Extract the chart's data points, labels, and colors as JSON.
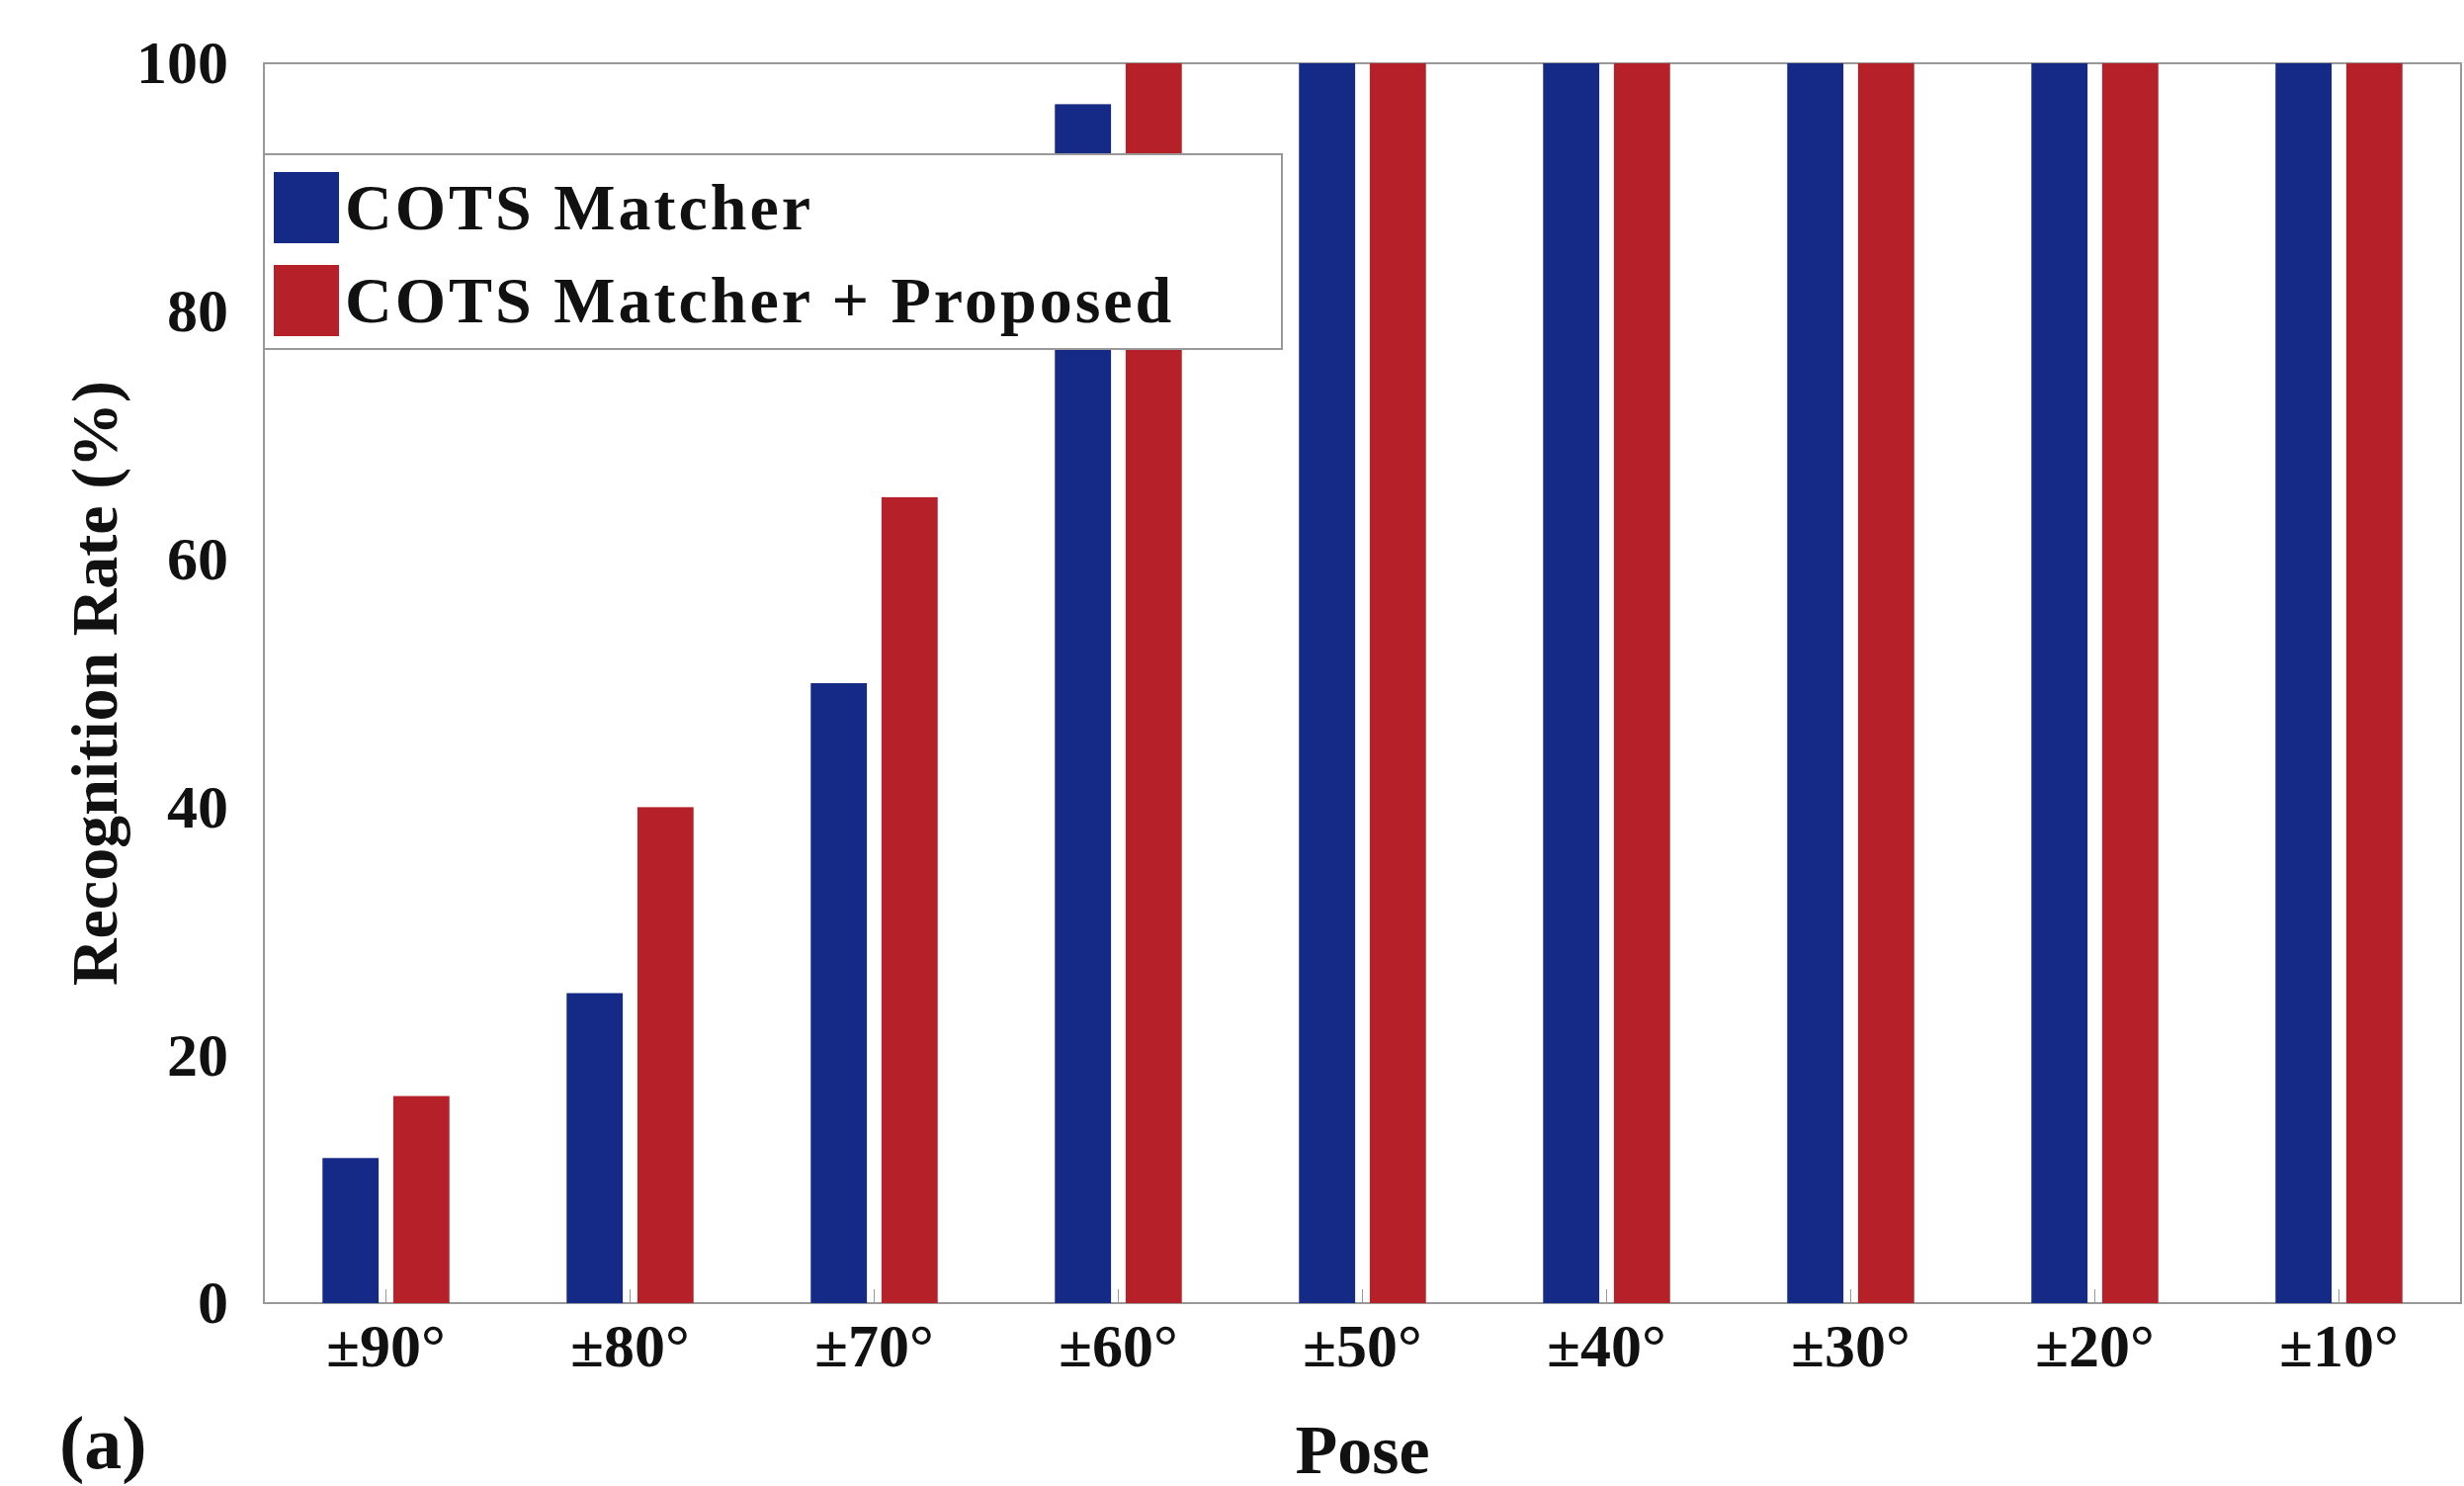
{
  "chart_data": {
    "type": "bar",
    "xlabel": "Pose",
    "ylabel": "Recognition Rate (%)",
    "categories": [
      "±90°",
      "±80°",
      "±70°",
      "±60°",
      "±50°",
      "±40°",
      "±30°",
      "±20°",
      "±10°"
    ],
    "series": [
      {
        "name": "COTS Matcher",
        "color": "#142a86",
        "values": [
          11.7,
          25,
          50,
          96.7,
          100,
          100,
          100,
          100,
          100
        ]
      },
      {
        "name": "COTS Matcher + Proposed",
        "color": "#b52029",
        "values": [
          16.7,
          40,
          65,
          100,
          100,
          100,
          100,
          100,
          100
        ]
      }
    ],
    "ylim": [
      0,
      100
    ],
    "yticks": [
      0,
      20,
      40,
      60,
      80,
      100
    ],
    "grid": false,
    "legend": "top left",
    "annotations": [
      "(a)"
    ]
  }
}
┄┄┄┄┄┄┄┄┄┄┄┄┄┄┄┄┄┄┄┄
**EXERCISE DIRECTIONS**
Repeat the data exactly in full, omitting its pictures.

**ANSWER TO THE TASK**
Extract the chart's data points, labels, and colors as JSON.
{
  "chart_data": {
    "type": "bar",
    "xlabel": "Pose",
    "ylabel": "Recognition Rate (%)",
    "categories": [
      "±90°",
      "±80°",
      "±70°",
      "±60°",
      "±50°",
      "±40°",
      "±30°",
      "±20°",
      "±10°"
    ],
    "series": [
      {
        "name": "COTS Matcher",
        "color": "#142a86",
        "values": [
          11.7,
          25,
          50,
          96.7,
          100,
          100,
          100,
          100,
          100
        ]
      },
      {
        "name": "COTS Matcher + Proposed",
        "color": "#b52029",
        "values": [
          16.7,
          40,
          65,
          100,
          100,
          100,
          100,
          100,
          100
        ]
      }
    ],
    "ylim": [
      0,
      100
    ],
    "yticks": [
      0,
      20,
      40,
      60,
      80,
      100
    ],
    "grid": false,
    "legend": "top left",
    "annotations": [
      "(a)"
    ]
  }
}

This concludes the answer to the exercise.